> _Brief_
Leave out the pictures and copy the remaining records exactly.

> _Record extracts_
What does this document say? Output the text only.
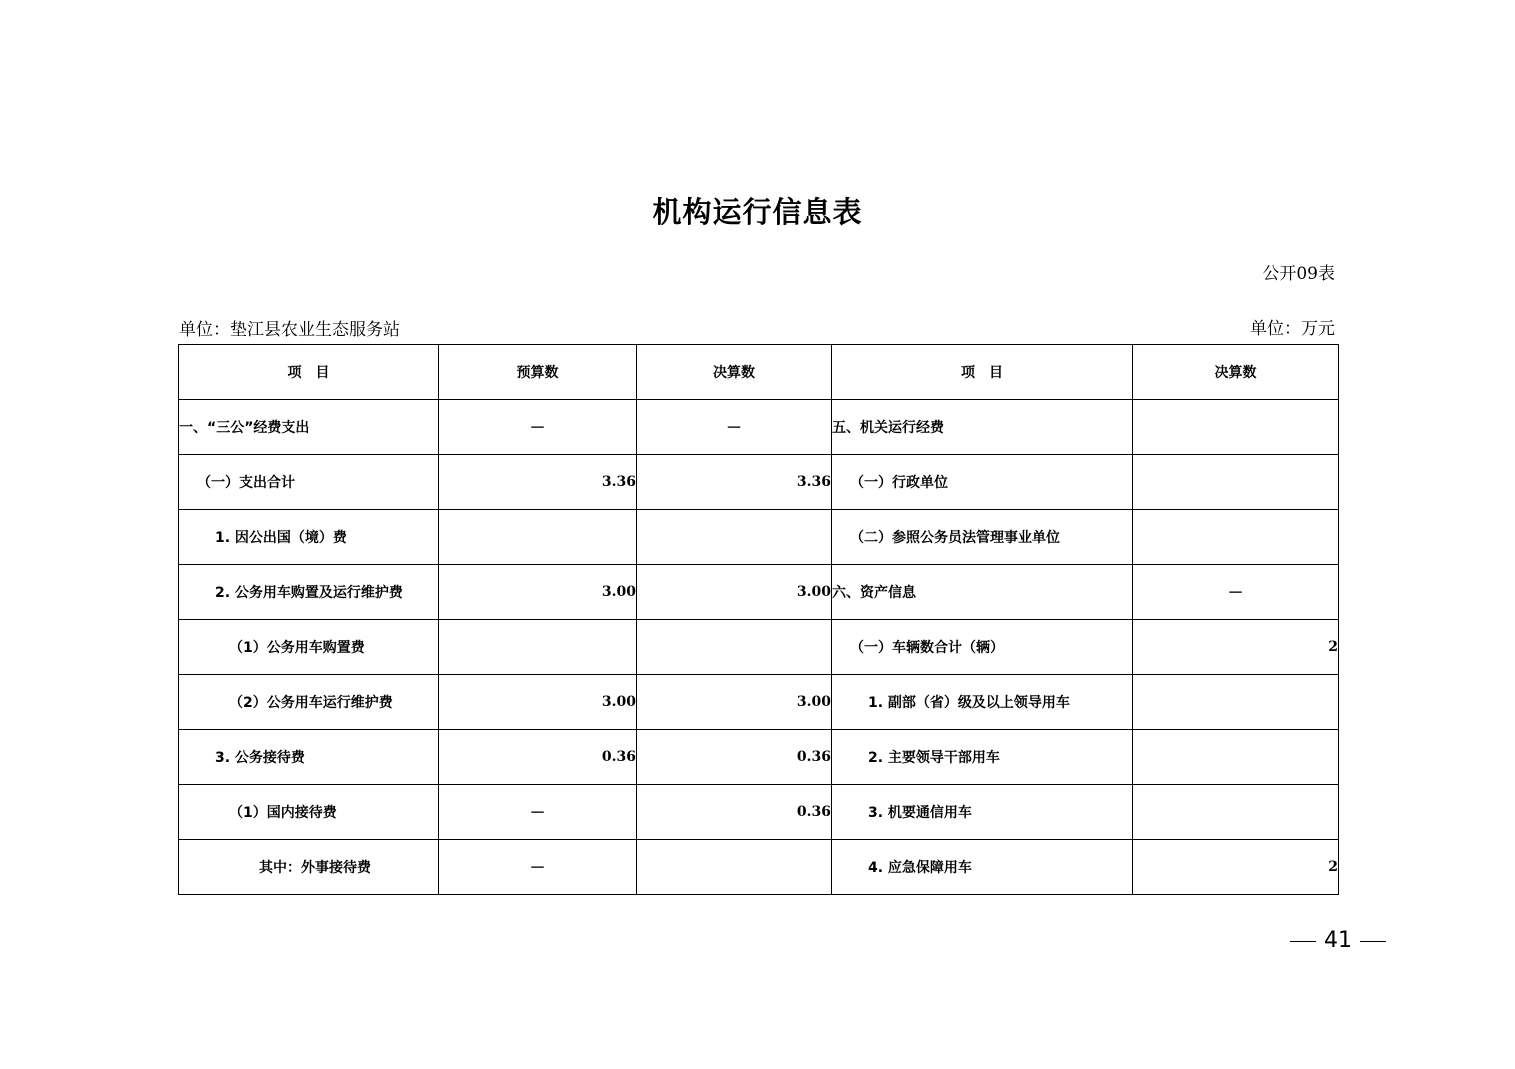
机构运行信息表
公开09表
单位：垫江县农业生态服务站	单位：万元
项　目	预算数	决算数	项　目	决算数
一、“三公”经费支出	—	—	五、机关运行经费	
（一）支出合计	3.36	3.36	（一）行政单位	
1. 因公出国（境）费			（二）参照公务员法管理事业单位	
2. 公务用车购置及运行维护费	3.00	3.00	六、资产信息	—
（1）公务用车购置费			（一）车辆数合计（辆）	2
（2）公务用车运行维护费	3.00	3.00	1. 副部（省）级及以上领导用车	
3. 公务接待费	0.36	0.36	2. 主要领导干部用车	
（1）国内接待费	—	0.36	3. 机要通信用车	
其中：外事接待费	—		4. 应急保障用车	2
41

> _In response_
What does this document say? Output the text only.
机构运行信息表
公开09表
单位：垫江县农业生态服务站	单位：万元
项　目	预算数	决算数	项　目	决算数
一、“三公”经费支出	—	—	五、机关运行经费	
（一）支出合计	3.36	3.36	（一）行政单位	
1. 因公出国（境）费			（二）参照公务员法管理事业单位	
2. 公务用车购置及运行维护费	3.00	3.00	六、资产信息	—
（1）公务用车购置费			（一）车辆数合计（辆）	2
（2）公务用车运行维护费	3.00	3.00	1. 副部（省）级及以上领导用车	
3. 公务接待费	0.36	0.36	2. 主要领导干部用车	
（1）国内接待费	—	0.36	3. 机要通信用车	
其中：外事接待费	—		4. 应急保障用车	2
41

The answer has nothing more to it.